Goal of the exercise => Transcribe each entry below exactly. Pictures do not go in the copy.

Dataset rows =>
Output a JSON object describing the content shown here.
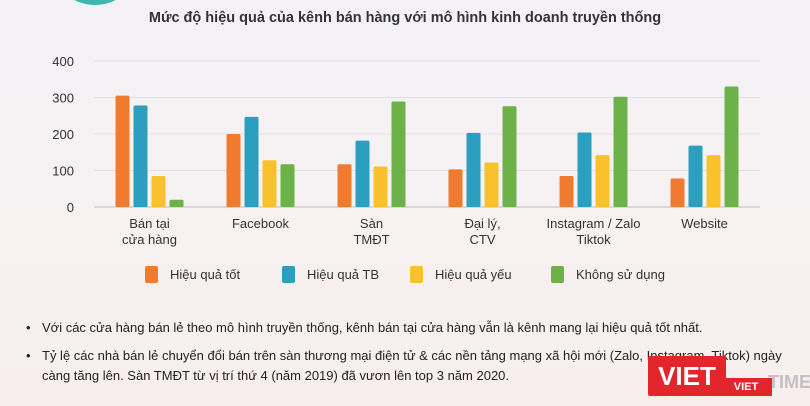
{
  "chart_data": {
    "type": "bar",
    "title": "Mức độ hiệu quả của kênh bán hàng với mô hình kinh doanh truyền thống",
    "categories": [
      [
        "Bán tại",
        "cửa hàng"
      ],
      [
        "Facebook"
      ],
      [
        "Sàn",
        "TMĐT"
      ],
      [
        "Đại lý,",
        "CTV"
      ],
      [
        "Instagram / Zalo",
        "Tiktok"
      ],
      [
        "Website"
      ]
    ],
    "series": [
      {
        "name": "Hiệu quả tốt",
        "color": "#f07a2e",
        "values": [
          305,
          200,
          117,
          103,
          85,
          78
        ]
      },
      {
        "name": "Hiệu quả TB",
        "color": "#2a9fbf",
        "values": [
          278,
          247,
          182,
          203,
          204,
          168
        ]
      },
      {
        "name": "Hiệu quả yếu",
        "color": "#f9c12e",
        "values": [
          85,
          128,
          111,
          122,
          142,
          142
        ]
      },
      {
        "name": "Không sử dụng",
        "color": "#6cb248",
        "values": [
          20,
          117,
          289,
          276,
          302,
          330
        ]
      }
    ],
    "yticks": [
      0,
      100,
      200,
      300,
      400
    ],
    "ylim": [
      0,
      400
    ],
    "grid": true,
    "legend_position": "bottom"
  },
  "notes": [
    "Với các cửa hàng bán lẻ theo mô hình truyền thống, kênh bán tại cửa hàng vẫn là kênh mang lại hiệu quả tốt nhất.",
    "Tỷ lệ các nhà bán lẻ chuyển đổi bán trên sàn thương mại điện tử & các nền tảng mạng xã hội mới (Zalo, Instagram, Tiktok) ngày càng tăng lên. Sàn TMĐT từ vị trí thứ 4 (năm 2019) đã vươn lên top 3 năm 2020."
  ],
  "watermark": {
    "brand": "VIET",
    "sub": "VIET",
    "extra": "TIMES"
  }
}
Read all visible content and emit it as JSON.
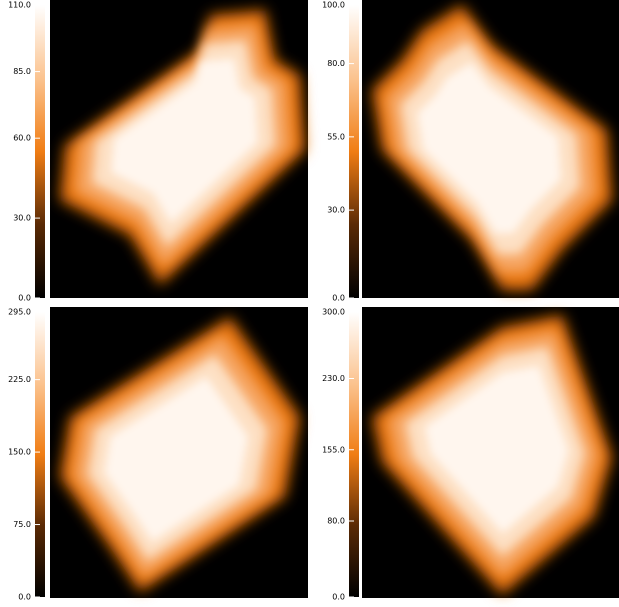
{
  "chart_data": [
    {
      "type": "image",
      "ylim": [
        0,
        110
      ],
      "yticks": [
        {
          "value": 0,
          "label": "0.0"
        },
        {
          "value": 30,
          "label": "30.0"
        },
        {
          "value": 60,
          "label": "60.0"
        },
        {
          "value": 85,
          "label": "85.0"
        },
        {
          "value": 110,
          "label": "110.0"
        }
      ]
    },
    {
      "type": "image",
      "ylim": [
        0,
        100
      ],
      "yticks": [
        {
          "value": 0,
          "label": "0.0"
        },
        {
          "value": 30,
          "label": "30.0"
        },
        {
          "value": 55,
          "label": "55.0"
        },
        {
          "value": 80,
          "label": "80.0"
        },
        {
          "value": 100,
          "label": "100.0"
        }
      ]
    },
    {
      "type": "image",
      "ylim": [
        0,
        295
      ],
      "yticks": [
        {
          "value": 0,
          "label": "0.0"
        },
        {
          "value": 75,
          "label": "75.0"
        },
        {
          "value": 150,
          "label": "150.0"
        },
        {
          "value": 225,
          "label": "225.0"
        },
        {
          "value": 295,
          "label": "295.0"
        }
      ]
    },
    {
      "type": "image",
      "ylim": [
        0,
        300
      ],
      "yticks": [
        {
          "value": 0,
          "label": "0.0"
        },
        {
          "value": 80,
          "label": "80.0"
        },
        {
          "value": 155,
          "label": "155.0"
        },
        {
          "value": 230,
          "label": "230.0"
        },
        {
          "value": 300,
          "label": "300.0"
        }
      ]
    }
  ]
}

Written solution =>
Output a JSON object describing the content shown here.
{
  "chart_data": {
    "type": "bar",
    "title": "Mức độ hiệu quả của kênh bán hàng với mô hình kinh doanh truyền thống",
    "categories": [
      [
        "Bán tại",
        "cửa hàng"
      ],
      [
        "Facebook"
      ],
      [
        "Sàn",
        "TMĐT"
      ],
      [
        "Đại lý,",
        "CTV"
      ],
      [
        "Instagram / Zalo",
        "Tiktok"
      ],
      [
        "Website"
      ]
    ],
    "series": [
      {
        "name": "Hiệu quả tốt",
        "color": "#f07a2e",
        "values": [
          305,
          200,
          117,
          103,
          85,
          78
        ]
      },
      {
        "name": "Hiệu quả TB",
        "color": "#2a9fbf",
        "values": [
          278,
          247,
          182,
          203,
          204,
          168
        ]
      },
      {
        "name": "Hiệu quả yếu",
        "color": "#f9c12e",
        "values": [
          85,
          128,
          111,
          122,
          142,
          142
        ]
      },
      {
        "name": "Không sử dụng",
        "color": "#6cb248",
        "values": [
          20,
          117,
          289,
          276,
          302,
          330
        ]
      }
    ],
    "yticks": [
      0,
      100,
      200,
      300,
      400
    ],
    "ylim": [
      0,
      400
    ],
    "grid": true,
    "legend_position": "bottom"
  },
  "notes": [
    "Với các cửa hàng bán lẻ theo mô hình truyền thống, kênh bán tại cửa hàng vẫn là kênh mang lại hiệu quả tốt nhất.",
    "Tỷ lệ các nhà bán lẻ chuyển đổi bán trên sàn thương mại điện tử & các nền tảng mạng xã hội mới (Zalo, Instagram, Tiktok) ngày càng tăng lên. Sàn TMĐT từ vị trí thứ 4 (năm 2019) đã vươn lên top 3 năm 2020."
  ],
  "watermark": {
    "brand": "VIET",
    "sub": "VIET",
    "extra": "TIMES"
  }
}
Read all visible content and emit it as JSON.
{
  "chart_data": [
    {
      "type": "image",
      "ylim": [
        0,
        110
      ],
      "yticks": [
        {
          "value": 0,
          "label": "0.0"
        },
        {
          "value": 30,
          "label": "30.0"
        },
        {
          "value": 60,
          "label": "60.0"
        },
        {
          "value": 85,
          "label": "85.0"
        },
        {
          "value": 110,
          "label": "110.0"
        }
      ]
    },
    {
      "type": "image",
      "ylim": [
        0,
        100
      ],
      "yticks": [
        {
          "value": 0,
          "label": "0.0"
        },
        {
          "value": 30,
          "label": "30.0"
        },
        {
          "value": 55,
          "label": "55.0"
        },
        {
          "value": 80,
          "label": "80.0"
        },
        {
          "value": 100,
          "label": "100.0"
        }
      ]
    },
    {
      "type": "image",
      "ylim": [
        0,
        295
      ],
      "yticks": [
        {
          "value": 0,
          "label": "0.0"
        },
        {
          "value": 75,
          "label": "75.0"
        },
        {
          "value": 150,
          "label": "150.0"
        },
        {
          "value": 225,
          "label": "225.0"
        },
        {
          "value": 295,
          "label": "295.0"
        }
      ]
    },
    {
      "type": "image",
      "ylim": [
        0,
        300
      ],
      "yticks": [
        {
          "value": 0,
          "label": "0.0"
        },
        {
          "value": 80,
          "label": "80.0"
        },
        {
          "value": 155,
          "label": "155.0"
        },
        {
          "value": 230,
          "label": "230.0"
        },
        {
          "value": 300,
          "label": "300.0"
        }
      ]
    }
  ]
}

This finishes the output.